Dataset records:
------------------------------------------------

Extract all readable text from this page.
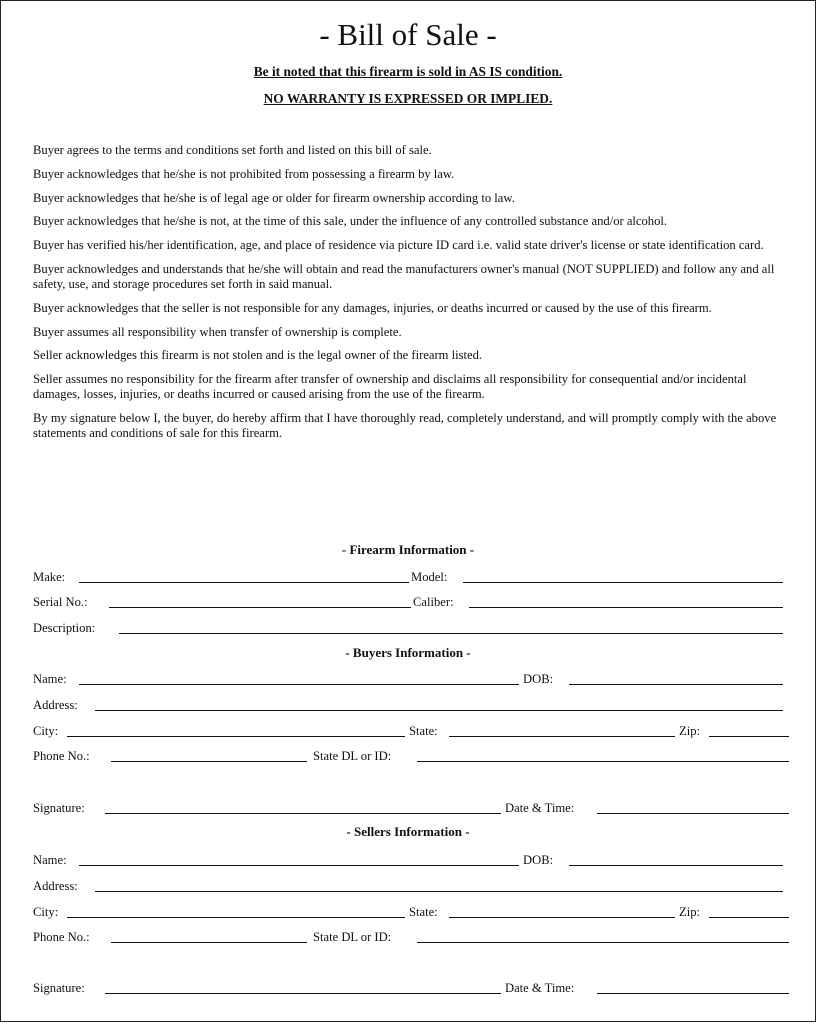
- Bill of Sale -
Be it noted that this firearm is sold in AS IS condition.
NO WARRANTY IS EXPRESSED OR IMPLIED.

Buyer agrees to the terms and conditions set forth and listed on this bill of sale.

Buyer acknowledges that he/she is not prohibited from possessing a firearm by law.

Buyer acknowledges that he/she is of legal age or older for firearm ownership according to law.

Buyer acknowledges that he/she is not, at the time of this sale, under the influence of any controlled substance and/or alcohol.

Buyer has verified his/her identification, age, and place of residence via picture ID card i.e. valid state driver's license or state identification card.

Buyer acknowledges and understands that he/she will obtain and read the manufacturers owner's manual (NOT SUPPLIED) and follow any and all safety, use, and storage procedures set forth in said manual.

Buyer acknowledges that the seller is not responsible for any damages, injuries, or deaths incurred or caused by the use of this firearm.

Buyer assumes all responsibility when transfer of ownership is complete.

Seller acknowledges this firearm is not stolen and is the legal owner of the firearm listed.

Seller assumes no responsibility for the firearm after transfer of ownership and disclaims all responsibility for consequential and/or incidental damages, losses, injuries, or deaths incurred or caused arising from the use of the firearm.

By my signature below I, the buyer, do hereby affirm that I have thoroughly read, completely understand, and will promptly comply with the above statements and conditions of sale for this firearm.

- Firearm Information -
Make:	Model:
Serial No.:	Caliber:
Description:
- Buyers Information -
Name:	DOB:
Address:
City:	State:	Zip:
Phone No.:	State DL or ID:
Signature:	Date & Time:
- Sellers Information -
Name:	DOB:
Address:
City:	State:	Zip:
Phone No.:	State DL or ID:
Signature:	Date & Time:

------------------------------------------------

- What you have to do
Extract the text of all the records above verbatim, excluding pictures.

- Full solution
Extract all readable text from this page.
- Bill of Sale -
Be it noted that this firearm is sold in AS IS condition.
NO WARRANTY IS EXPRESSED OR IMPLIED.

Buyer agrees to the terms and conditions set forth and listed on this bill of sale.

Buyer acknowledges that he/she is not prohibited from possessing a firearm by law.

Buyer acknowledges that he/she is of legal age or older for firearm ownership according to law.

Buyer acknowledges that he/she is not, at the time of this sale, under the influence of any controlled substance and/or alcohol.

Buyer has verified his/her identification, age, and place of residence via picture ID card i.e. valid state driver's license or state identification card.

Buyer acknowledges and understands that he/she will obtain and read the manufacturers owner's manual (NOT SUPPLIED) and follow any and all safety, use, and storage procedures set forth in said manual.

Buyer acknowledges that the seller is not responsible for any damages, injuries, or deaths incurred or caused by the use of this firearm.

Buyer assumes all responsibility when transfer of ownership is complete.

Seller acknowledges this firearm is not stolen and is the legal owner of the firearm listed.

Seller assumes no responsibility for the firearm after transfer of ownership and disclaims all responsibility for consequential and/or incidental damages, losses, injuries, or deaths incurred or caused arising from the use of the firearm.

By my signature below I, the buyer, do hereby affirm that I have thoroughly read, completely understand, and will promptly comply with the above statements and conditions of sale for this firearm.

- Firearm Information -
Make:	Model:
Serial No.:	Caliber:
Description:
- Buyers Information -
Name:	DOB:
Address:
City:	State:	Zip:
Phone No.:	State DL or ID:
Signature:	Date & Time:
- Sellers Information -
Name:	DOB:
Address:
City:	State:	Zip:
Phone No.:	State DL or ID:
Signature:	Date & Time:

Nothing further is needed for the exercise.